§ DATA SUPPLIED
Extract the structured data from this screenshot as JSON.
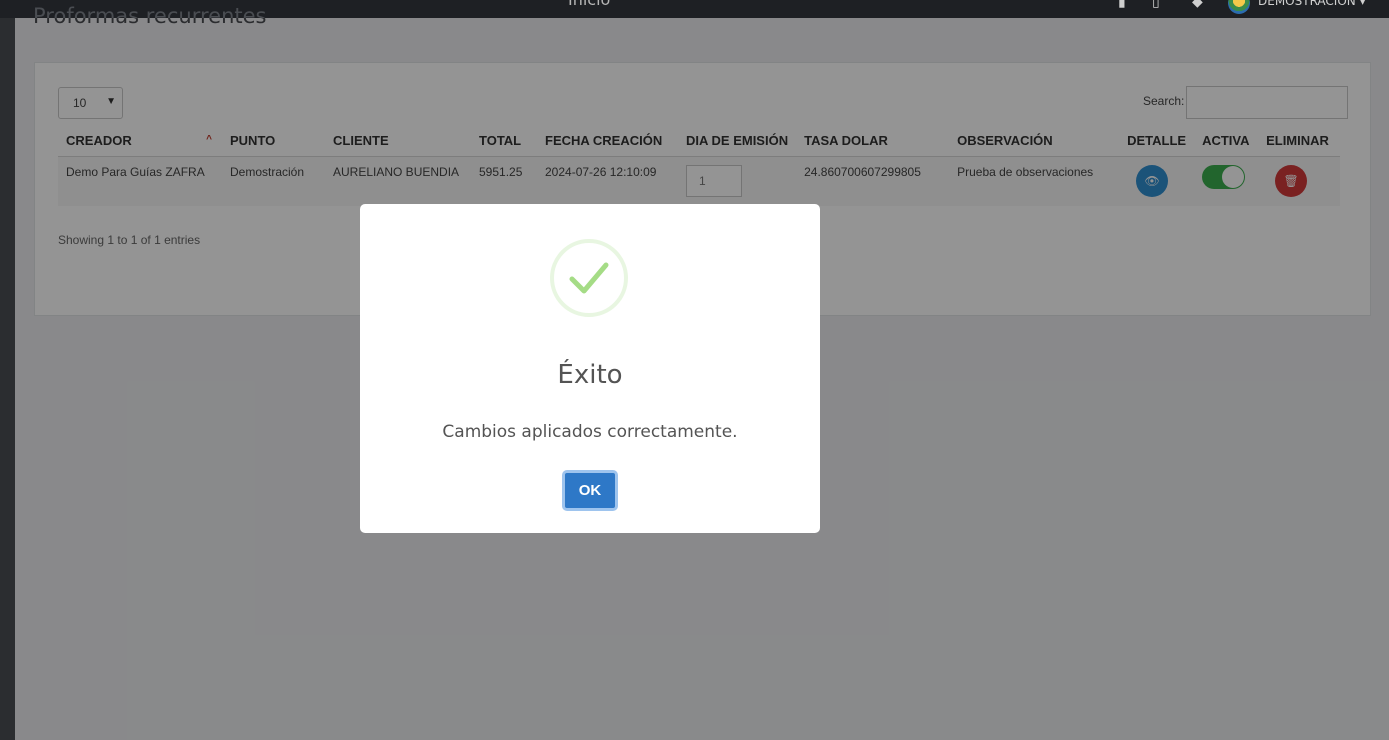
{
  "app": {
    "header_title": "Inicio",
    "user_name": "DEMOSTRACIÓN"
  },
  "page": {
    "title": "Proformas recurrentes"
  },
  "table_controls": {
    "page_length": "10",
    "search_label": "Search:",
    "search_value": ""
  },
  "table": {
    "columns": [
      "CREADOR",
      "PUNTO",
      "CLIENTE",
      "TOTAL",
      "FECHA CREACIÓN",
      "DIA DE EMISIÓN",
      "TASA DOLAR",
      "OBSERVACIÓN",
      "DETALLE",
      "ACTIVA",
      "ELIMINAR"
    ],
    "rows": [
      {
        "creador": "Demo Para Guías ZAFRA",
        "punto": "Demostración",
        "cliente": "AURELIANO BUENDIA",
        "total": "5951.25",
        "fecha_creacion": "2024-07-26 12:10:09",
        "dia_emision": "1",
        "tasa_dolar": "24.860700607299805",
        "observacion": "Prueba de observaciones",
        "activa": true
      }
    ],
    "info": "Showing 1 to 1 of 1 entries"
  },
  "modal": {
    "icon": "success-check-icon",
    "title": "Éxito",
    "message": "Cambios aplicados correctamente.",
    "ok_label": "OK"
  },
  "colors": {
    "success_green": "#a5dc86",
    "ok_button": "#2e78c7",
    "toggle_on": "#3cae4f",
    "view_button": "#2f8fd1",
    "delete_button": "#d23a3a"
  }
}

§ DIRECTIVE
Your task is to repeat the material above exactly, without its pictures.

§ EXERCISE RESULT
Extract the structured data from this screenshot as JSON.
{
  "app": {
    "header_title": "Inicio",
    "user_name": "DEMOSTRACIÓN"
  },
  "page": {
    "title": "Proformas recurrentes"
  },
  "table_controls": {
    "page_length": "10",
    "search_label": "Search:",
    "search_value": ""
  },
  "table": {
    "columns": [
      "CREADOR",
      "PUNTO",
      "CLIENTE",
      "TOTAL",
      "FECHA CREACIÓN",
      "DIA DE EMISIÓN",
      "TASA DOLAR",
      "OBSERVACIÓN",
      "DETALLE",
      "ACTIVA",
      "ELIMINAR"
    ],
    "rows": [
      {
        "creador": "Demo Para Guías ZAFRA",
        "punto": "Demostración",
        "cliente": "AURELIANO BUENDIA",
        "total": "5951.25",
        "fecha_creacion": "2024-07-26 12:10:09",
        "dia_emision": "1",
        "tasa_dolar": "24.860700607299805",
        "observacion": "Prueba de observaciones",
        "activa": true
      }
    ],
    "info": "Showing 1 to 1 of 1 entries"
  },
  "modal": {
    "icon": "success-check-icon",
    "title": "Éxito",
    "message": "Cambios aplicados correctamente.",
    "ok_label": "OK"
  },
  "colors": {
    "success_green": "#a5dc86",
    "ok_button": "#2e78c7",
    "toggle_on": "#3cae4f",
    "view_button": "#2f8fd1",
    "delete_button": "#d23a3a"
  }
}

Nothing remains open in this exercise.